Leave out the pictures and repeat everything else in the records exactly.

-- START OF Data for the task --

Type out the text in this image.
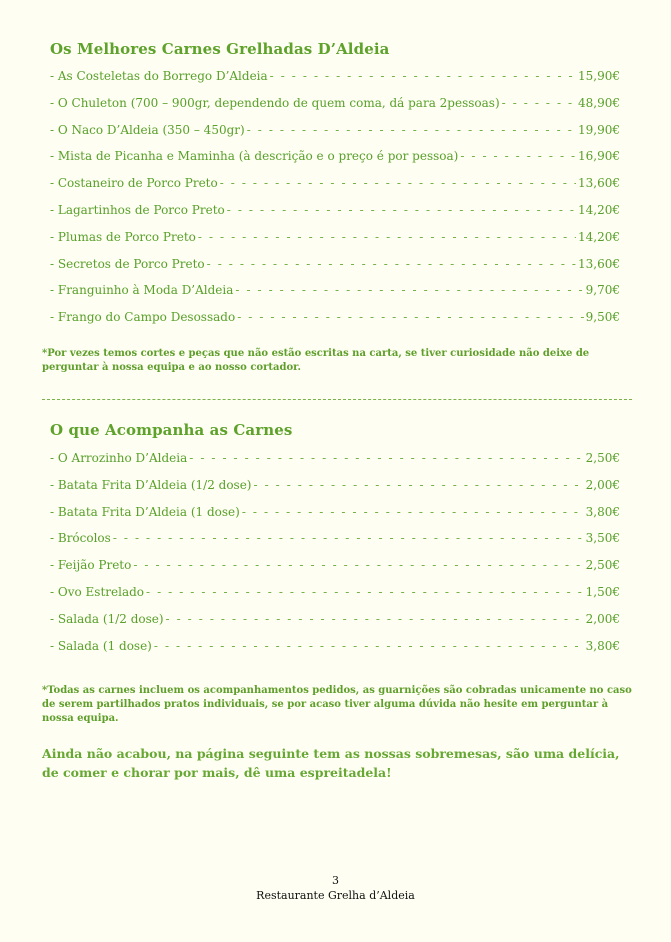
Os Melhores Carnes Grelhadas D’Aldeia
- As Costeletas do Borrego D’Aldeia - - -	15,90€
- O Chuleton (700 – 900gr, dependendo de quem coma, dá para 2pessoas) - - -	48,90€
- O Naco D’Aldeia (350 – 450gr) - - -	19,90€
- Mista de Picanha e Maminha (à descrição e o preço é por pessoa) - - -	16,90€
- Costaneiro de Porco Preto - - -	13,60€
- Lagartinhos de Porco Preto - - -	14,20€
- Plumas de Porco Preto - - -	14,20€
- Secretos de Porco Preto - - -	13,60€
- Franguinho à Moda D’Aldeia - - -	9,70€
- Frango do Campo Desossado - - -	9,50€

*Por vezes temos cortes e peças que não estão escritas na carta, se tiver curiosidade não deixe de perguntar à nossa equipa e ao nosso cortador.

O que Acompanha as Carnes
- O Arrozinho D’Aldeia - - -	2,50€
- Batata Frita D’Aldeia (1/2 dose) - - -	2,00€
- Batata Frita D’Aldeia (1 dose) - - -	3,80€
- Brócolos - - -	3,50€
- Feijão Preto - - -	2,50€
- Ovo Estrelado - - -	1,50€
- Salada (1/2 dose) - - -	2,00€
- Salada (1 dose) - - -	3,80€

*Todas as carnes incluem os acompanhamentos pedidos, as guarnições são cobradas unicamente no caso de serem partilhados pratos individuais, se por acaso tiver alguma dúvida não hesite em perguntar à nossa equipa.

Ainda não acabou, na página seguinte tem as nossas sobremesas, são uma delícia, de comer e chorar por mais, dê uma espreitadela!

3
Restaurante Grelha d’Aldeia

-- END OF Data for the task --

Response →
Type out the text in this image.
Os Melhores Carnes Grelhadas D’Aldeia
- As Costeletas do Borrego D’Aldeia - - -	15,90€
- O Chuleton (700 – 900gr, dependendo de quem coma, dá para 2pessoas) - - -	48,90€
- O Naco D’Aldeia (350 – 450gr) - - -	19,90€
- Mista de Picanha e Maminha (à descrição e o preço é por pessoa) - - -	16,90€
- Costaneiro de Porco Preto - - -	13,60€
- Lagartinhos de Porco Preto - - -	14,20€
- Plumas de Porco Preto - - -	14,20€
- Secretos de Porco Preto - - -	13,60€
- Franguinho à Moda D’Aldeia - - -	9,70€
- Frango do Campo Desossado - - -	9,50€

*Por vezes temos cortes e peças que não estão escritas na carta, se tiver curiosidade não deixe de perguntar à nossa equipa e ao nosso cortador.

O que Acompanha as Carnes
- O Arrozinho D’Aldeia - - -	2,50€
- Batata Frita D’Aldeia (1/2 dose) - - -	2,00€
- Batata Frita D’Aldeia (1 dose) - - -	3,80€
- Brócolos - - -	3,50€
- Feijão Preto - - -	2,50€
- Ovo Estrelado - - -	1,50€
- Salada (1/2 dose) - - -	2,00€
- Salada (1 dose) - - -	3,80€

*Todas as carnes incluem os acompanhamentos pedidos, as guarnições são cobradas unicamente no caso de serem partilhados pratos individuais, se por acaso tiver alguma dúvida não hesite em perguntar à nossa equipa.

Ainda não acabou, na página seguinte tem as nossas sobremesas, são uma delícia, de comer e chorar por mais, dê uma espreitadela!

3
Restaurante Grelha d’Aldeia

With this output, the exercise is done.